### [Instructions for the task]
The records below are to be repeated in full, exactly as they are.

BEGIN Input material

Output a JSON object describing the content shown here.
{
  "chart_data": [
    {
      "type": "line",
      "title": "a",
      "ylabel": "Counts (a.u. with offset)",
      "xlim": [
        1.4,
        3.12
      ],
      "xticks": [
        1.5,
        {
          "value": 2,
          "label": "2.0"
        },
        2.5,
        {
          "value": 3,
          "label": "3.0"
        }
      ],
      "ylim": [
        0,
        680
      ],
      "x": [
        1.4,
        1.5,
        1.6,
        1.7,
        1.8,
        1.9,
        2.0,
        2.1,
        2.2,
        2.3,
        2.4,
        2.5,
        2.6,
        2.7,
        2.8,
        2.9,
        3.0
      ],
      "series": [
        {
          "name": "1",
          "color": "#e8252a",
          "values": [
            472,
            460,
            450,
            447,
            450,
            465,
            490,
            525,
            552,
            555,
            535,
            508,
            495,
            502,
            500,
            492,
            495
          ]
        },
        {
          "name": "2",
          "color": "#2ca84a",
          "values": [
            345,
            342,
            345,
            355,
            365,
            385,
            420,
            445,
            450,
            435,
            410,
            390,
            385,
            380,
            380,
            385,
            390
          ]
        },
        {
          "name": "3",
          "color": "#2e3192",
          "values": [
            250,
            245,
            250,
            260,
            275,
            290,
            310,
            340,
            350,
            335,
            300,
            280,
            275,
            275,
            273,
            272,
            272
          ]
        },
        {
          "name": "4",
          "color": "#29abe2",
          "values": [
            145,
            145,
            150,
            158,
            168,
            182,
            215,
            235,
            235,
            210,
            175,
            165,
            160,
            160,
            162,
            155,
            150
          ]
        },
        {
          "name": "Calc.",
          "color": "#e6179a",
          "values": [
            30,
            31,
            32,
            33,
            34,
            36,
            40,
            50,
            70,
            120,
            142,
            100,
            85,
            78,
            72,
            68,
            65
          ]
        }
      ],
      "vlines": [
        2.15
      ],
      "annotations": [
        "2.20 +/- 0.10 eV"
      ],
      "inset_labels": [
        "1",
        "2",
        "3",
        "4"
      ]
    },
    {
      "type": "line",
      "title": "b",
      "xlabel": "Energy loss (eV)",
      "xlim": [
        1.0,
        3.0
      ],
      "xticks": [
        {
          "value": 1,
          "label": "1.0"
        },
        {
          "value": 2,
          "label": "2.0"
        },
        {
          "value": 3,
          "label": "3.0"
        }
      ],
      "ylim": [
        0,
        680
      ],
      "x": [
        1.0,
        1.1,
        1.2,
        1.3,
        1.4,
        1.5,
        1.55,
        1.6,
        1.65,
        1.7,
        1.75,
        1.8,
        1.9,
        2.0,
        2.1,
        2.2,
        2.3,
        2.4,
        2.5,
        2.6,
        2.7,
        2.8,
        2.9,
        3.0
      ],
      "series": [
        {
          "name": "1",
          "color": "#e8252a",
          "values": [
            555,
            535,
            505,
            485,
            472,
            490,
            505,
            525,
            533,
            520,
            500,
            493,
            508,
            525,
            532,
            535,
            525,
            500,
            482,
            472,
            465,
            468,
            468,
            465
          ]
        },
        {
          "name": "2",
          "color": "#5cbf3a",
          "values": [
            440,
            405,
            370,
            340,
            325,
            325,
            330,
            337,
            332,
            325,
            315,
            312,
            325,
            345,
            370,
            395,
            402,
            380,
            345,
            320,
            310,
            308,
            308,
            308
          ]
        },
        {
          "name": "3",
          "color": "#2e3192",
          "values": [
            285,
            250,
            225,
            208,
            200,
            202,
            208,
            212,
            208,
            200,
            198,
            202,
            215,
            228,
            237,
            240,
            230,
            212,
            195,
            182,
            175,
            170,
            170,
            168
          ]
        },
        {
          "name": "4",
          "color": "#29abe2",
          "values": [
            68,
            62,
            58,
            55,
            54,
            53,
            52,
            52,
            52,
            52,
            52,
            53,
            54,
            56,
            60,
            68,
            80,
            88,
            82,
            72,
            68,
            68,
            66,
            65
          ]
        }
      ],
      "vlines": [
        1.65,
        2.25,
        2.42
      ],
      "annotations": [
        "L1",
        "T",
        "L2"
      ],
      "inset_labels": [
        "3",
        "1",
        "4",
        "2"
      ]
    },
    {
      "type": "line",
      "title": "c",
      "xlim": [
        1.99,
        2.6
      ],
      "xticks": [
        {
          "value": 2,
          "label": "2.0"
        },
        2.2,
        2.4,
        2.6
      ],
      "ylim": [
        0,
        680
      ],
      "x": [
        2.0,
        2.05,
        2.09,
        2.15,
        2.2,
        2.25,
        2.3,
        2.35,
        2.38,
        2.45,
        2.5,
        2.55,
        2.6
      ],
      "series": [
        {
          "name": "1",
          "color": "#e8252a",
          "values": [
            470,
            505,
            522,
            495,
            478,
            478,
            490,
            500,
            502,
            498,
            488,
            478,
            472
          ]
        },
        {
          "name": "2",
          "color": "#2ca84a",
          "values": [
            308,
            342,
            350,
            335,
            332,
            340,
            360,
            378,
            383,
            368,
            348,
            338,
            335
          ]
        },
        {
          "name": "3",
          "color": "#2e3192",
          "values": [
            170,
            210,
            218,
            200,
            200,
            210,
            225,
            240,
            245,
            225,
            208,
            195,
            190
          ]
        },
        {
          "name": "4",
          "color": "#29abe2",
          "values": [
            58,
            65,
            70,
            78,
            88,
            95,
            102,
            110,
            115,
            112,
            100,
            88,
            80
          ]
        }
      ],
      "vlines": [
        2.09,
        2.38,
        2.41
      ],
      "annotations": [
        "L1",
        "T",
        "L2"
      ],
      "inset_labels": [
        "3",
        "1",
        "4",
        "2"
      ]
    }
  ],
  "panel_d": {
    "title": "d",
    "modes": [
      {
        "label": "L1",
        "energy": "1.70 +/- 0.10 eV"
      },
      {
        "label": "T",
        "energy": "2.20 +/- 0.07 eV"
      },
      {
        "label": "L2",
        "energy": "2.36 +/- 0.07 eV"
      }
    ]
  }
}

END Input material

### [Response to the task]
Output a JSON object describing the content shown here.
{
  "chart_data": [
    {
      "type": "line",
      "title": "a",
      "ylabel": "Counts (a.u. with offset)",
      "xlim": [
        1.4,
        3.12
      ],
      "xticks": [
        1.5,
        {
          "value": 2,
          "label": "2.0"
        },
        2.5,
        {
          "value": 3,
          "label": "3.0"
        }
      ],
      "ylim": [
        0,
        680
      ],
      "x": [
        1.4,
        1.5,
        1.6,
        1.7,
        1.8,
        1.9,
        2.0,
        2.1,
        2.2,
        2.3,
        2.4,
        2.5,
        2.6,
        2.7,
        2.8,
        2.9,
        3.0
      ],
      "series": [
        {
          "name": "1",
          "color": "#e8252a",
          "values": [
            472,
            460,
            450,
            447,
            450,
            465,
            490,
            525,
            552,
            555,
            535,
            508,
            495,
            502,
            500,
            492,
            495
          ]
        },
        {
          "name": "2",
          "color": "#2ca84a",
          "values": [
            345,
            342,
            345,
            355,
            365,
            385,
            420,
            445,
            450,
            435,
            410,
            390,
            385,
            380,
            380,
            385,
            390
          ]
        },
        {
          "name": "3",
          "color": "#2e3192",
          "values": [
            250,
            245,
            250,
            260,
            275,
            290,
            310,
            340,
            350,
            335,
            300,
            280,
            275,
            275,
            273,
            272,
            272
          ]
        },
        {
          "name": "4",
          "color": "#29abe2",
          "values": [
            145,
            145,
            150,
            158,
            168,
            182,
            215,
            235,
            235,
            210,
            175,
            165,
            160,
            160,
            162,
            155,
            150
          ]
        },
        {
          "name": "Calc.",
          "color": "#e6179a",
          "values": [
            30,
            31,
            32,
            33,
            34,
            36,
            40,
            50,
            70,
            120,
            142,
            100,
            85,
            78,
            72,
            68,
            65
          ]
        }
      ],
      "vlines": [
        2.15
      ],
      "annotations": [
        "2.20 +/- 0.10 eV"
      ],
      "inset_labels": [
        "1",
        "2",
        "3",
        "4"
      ]
    },
    {
      "type": "line",
      "title": "b",
      "xlabel": "Energy loss (eV)",
      "xlim": [
        1.0,
        3.0
      ],
      "xticks": [
        {
          "value": 1,
          "label": "1.0"
        },
        {
          "value": 2,
          "label": "2.0"
        },
        {
          "value": 3,
          "label": "3.0"
        }
      ],
      "ylim": [
        0,
        680
      ],
      "x": [
        1.0,
        1.1,
        1.2,
        1.3,
        1.4,
        1.5,
        1.55,
        1.6,
        1.65,
        1.7,
        1.75,
        1.8,
        1.9,
        2.0,
        2.1,
        2.2,
        2.3,
        2.4,
        2.5,
        2.6,
        2.7,
        2.8,
        2.9,
        3.0
      ],
      "series": [
        {
          "name": "1",
          "color": "#e8252a",
          "values": [
            555,
            535,
            505,
            485,
            472,
            490,
            505,
            525,
            533,
            520,
            500,
            493,
            508,
            525,
            532,
            535,
            525,
            500,
            482,
            472,
            465,
            468,
            468,
            465
          ]
        },
        {
          "name": "2",
          "color": "#5cbf3a",
          "values": [
            440,
            405,
            370,
            340,
            325,
            325,
            330,
            337,
            332,
            325,
            315,
            312,
            325,
            345,
            370,
            395,
            402,
            380,
            345,
            320,
            310,
            308,
            308,
            308
          ]
        },
        {
          "name": "3",
          "color": "#2e3192",
          "values": [
            285,
            250,
            225,
            208,
            200,
            202,
            208,
            212,
            208,
            200,
            198,
            202,
            215,
            228,
            237,
            240,
            230,
            212,
            195,
            182,
            175,
            170,
            170,
            168
          ]
        },
        {
          "name": "4",
          "color": "#29abe2",
          "values": [
            68,
            62,
            58,
            55,
            54,
            53,
            52,
            52,
            52,
            52,
            52,
            53,
            54,
            56,
            60,
            68,
            80,
            88,
            82,
            72,
            68,
            68,
            66,
            65
          ]
        }
      ],
      "vlines": [
        1.65,
        2.25,
        2.42
      ],
      "annotations": [
        "L1",
        "T",
        "L2"
      ],
      "inset_labels": [
        "3",
        "1",
        "4",
        "2"
      ]
    },
    {
      "type": "line",
      "title": "c",
      "xlim": [
        1.99,
        2.6
      ],
      "xticks": [
        {
          "value": 2,
          "label": "2.0"
        },
        2.2,
        2.4,
        2.6
      ],
      "ylim": [
        0,
        680
      ],
      "x": [
        2.0,
        2.05,
        2.09,
        2.15,
        2.2,
        2.25,
        2.3,
        2.35,
        2.38,
        2.45,
        2.5,
        2.55,
        2.6
      ],
      "series": [
        {
          "name": "1",
          "color": "#e8252a",
          "values": [
            470,
            505,
            522,
            495,
            478,
            478,
            490,
            500,
            502,
            498,
            488,
            478,
            472
          ]
        },
        {
          "name": "2",
          "color": "#2ca84a",
          "values": [
            308,
            342,
            350,
            335,
            332,
            340,
            360,
            378,
            383,
            368,
            348,
            338,
            335
          ]
        },
        {
          "name": "3",
          "color": "#2e3192",
          "values": [
            170,
            210,
            218,
            200,
            200,
            210,
            225,
            240,
            245,
            225,
            208,
            195,
            190
          ]
        },
        {
          "name": "4",
          "color": "#29abe2",
          "values": [
            58,
            65,
            70,
            78,
            88,
            95,
            102,
            110,
            115,
            112,
            100,
            88,
            80
          ]
        }
      ],
      "vlines": [
        2.09,
        2.38,
        2.41
      ],
      "annotations": [
        "L1",
        "T",
        "L2"
      ],
      "inset_labels": [
        "3",
        "1",
        "4",
        "2"
      ]
    }
  ],
  "panel_d": {
    "title": "d",
    "modes": [
      {
        "label": "L1",
        "energy": "1.70 +/- 0.10 eV"
      },
      {
        "label": "T",
        "energy": "2.20 +/- 0.07 eV"
      },
      {
        "label": "L2",
        "energy": "2.36 +/- 0.07 eV"
      }
    ]
  }
}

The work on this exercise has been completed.